(Figure record listings)
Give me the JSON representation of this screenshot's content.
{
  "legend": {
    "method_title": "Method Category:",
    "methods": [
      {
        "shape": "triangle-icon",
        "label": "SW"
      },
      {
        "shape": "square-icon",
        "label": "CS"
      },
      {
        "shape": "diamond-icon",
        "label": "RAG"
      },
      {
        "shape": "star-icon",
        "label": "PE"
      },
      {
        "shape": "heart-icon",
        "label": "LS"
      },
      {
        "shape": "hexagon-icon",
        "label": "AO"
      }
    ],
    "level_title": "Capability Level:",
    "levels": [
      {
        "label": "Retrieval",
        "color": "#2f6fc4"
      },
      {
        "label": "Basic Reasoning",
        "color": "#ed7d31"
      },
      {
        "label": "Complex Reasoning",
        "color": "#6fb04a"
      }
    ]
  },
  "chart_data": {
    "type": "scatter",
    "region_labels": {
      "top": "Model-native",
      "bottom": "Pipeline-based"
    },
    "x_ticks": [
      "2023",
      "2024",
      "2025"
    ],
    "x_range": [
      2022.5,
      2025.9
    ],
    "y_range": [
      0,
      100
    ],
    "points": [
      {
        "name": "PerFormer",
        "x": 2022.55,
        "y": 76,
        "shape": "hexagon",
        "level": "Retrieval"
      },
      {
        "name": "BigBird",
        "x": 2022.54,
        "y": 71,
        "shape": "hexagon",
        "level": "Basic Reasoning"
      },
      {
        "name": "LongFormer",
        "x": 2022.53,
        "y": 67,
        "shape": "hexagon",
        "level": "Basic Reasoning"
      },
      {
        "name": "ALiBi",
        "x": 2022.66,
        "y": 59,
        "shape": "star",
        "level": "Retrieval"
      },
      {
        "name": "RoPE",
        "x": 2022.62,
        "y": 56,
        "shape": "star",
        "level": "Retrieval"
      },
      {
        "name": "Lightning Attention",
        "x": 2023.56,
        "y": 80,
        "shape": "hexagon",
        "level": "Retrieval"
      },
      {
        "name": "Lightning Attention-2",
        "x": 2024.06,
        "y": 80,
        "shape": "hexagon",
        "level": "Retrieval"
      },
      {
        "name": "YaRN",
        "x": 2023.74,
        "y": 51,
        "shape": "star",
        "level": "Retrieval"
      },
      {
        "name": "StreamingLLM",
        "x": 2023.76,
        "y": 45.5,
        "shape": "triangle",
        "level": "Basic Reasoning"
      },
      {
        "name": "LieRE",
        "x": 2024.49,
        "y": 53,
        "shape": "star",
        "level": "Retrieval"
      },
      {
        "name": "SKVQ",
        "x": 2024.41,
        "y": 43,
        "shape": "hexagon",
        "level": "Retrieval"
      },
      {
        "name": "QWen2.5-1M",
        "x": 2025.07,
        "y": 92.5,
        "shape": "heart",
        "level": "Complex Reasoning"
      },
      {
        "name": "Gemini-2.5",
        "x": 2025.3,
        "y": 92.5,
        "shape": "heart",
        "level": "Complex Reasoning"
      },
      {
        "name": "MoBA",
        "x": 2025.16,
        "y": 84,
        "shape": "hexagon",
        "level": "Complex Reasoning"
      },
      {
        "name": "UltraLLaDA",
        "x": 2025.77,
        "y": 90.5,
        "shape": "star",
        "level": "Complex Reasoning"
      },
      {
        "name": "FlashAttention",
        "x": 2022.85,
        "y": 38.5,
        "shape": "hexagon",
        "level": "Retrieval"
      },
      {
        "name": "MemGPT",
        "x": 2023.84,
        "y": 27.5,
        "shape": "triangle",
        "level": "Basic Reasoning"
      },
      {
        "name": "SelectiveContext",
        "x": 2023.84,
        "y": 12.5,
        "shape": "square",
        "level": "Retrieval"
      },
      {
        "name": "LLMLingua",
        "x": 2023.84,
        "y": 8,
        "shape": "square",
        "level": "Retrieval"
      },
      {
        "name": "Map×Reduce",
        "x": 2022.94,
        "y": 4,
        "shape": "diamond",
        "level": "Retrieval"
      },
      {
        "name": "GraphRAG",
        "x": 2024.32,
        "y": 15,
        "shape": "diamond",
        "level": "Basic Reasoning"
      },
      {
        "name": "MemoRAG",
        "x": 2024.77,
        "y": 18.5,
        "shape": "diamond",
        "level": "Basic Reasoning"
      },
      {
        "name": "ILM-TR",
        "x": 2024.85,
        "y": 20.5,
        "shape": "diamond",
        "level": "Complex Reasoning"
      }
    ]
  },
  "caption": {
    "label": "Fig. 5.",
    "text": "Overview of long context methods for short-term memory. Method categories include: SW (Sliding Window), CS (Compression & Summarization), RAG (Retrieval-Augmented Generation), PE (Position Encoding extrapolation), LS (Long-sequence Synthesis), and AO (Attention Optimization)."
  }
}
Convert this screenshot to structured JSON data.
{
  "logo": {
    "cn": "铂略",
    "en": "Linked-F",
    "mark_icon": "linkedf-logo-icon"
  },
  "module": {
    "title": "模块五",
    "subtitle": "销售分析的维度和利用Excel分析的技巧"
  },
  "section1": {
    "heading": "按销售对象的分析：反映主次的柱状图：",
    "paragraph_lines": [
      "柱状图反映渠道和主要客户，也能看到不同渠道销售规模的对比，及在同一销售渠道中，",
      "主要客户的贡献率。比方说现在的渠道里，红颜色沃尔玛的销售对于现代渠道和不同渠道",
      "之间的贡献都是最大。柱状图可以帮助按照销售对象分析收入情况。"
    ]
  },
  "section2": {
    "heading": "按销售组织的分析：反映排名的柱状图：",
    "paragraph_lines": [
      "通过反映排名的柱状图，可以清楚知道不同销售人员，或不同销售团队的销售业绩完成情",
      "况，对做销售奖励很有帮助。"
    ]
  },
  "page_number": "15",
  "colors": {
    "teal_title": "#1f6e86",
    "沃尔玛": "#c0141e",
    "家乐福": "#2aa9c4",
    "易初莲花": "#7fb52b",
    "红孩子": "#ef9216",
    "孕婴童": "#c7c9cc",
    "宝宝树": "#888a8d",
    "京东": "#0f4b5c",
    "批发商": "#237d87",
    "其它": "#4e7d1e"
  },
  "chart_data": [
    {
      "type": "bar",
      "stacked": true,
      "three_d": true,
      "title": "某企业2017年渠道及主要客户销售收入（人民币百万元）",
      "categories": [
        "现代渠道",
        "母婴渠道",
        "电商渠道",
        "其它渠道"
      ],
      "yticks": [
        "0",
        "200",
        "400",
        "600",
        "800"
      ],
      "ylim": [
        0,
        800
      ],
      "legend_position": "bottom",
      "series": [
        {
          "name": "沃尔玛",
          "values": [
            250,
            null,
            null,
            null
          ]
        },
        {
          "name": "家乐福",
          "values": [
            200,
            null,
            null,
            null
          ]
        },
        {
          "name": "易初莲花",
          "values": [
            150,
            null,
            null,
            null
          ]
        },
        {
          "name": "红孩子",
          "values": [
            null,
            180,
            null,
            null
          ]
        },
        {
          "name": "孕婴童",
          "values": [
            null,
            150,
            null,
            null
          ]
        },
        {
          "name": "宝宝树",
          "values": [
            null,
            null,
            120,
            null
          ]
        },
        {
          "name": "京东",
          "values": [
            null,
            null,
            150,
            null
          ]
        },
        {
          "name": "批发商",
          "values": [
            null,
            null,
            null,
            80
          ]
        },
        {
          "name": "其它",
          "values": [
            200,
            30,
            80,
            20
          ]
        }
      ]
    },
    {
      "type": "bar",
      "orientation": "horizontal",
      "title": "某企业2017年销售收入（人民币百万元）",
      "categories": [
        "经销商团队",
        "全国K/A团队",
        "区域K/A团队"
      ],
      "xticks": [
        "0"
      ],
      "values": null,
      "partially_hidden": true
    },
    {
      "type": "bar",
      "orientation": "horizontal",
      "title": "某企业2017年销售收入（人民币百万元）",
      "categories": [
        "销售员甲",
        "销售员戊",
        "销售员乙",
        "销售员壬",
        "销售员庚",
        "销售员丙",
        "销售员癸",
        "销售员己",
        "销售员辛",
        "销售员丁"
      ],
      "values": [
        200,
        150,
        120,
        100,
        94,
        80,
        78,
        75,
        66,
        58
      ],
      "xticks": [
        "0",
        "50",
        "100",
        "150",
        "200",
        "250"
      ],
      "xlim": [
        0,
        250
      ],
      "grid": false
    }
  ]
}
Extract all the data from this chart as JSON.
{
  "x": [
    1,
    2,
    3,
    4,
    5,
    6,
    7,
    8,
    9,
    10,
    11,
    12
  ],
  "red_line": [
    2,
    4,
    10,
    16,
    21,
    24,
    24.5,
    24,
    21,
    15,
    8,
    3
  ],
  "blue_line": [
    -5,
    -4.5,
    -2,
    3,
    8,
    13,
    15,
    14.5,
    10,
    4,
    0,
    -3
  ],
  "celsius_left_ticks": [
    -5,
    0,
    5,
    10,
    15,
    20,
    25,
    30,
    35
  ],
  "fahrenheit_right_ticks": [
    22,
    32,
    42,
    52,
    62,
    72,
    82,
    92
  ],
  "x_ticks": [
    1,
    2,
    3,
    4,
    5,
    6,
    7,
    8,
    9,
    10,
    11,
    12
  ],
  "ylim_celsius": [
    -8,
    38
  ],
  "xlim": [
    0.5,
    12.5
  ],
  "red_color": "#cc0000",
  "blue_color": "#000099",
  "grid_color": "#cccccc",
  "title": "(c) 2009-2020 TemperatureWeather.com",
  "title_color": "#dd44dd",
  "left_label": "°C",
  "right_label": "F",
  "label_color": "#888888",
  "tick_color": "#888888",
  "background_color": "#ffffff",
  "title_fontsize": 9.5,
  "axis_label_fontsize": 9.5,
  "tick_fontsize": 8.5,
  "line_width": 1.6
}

## What you need to do:
Copy each line of the listing that contains the string "JSON".

## Solution to the exercise:
Give me the JSON representation of this screenshot's content.
Convert this screenshot to structured JSON data.
Extract all the data from this chart as JSON.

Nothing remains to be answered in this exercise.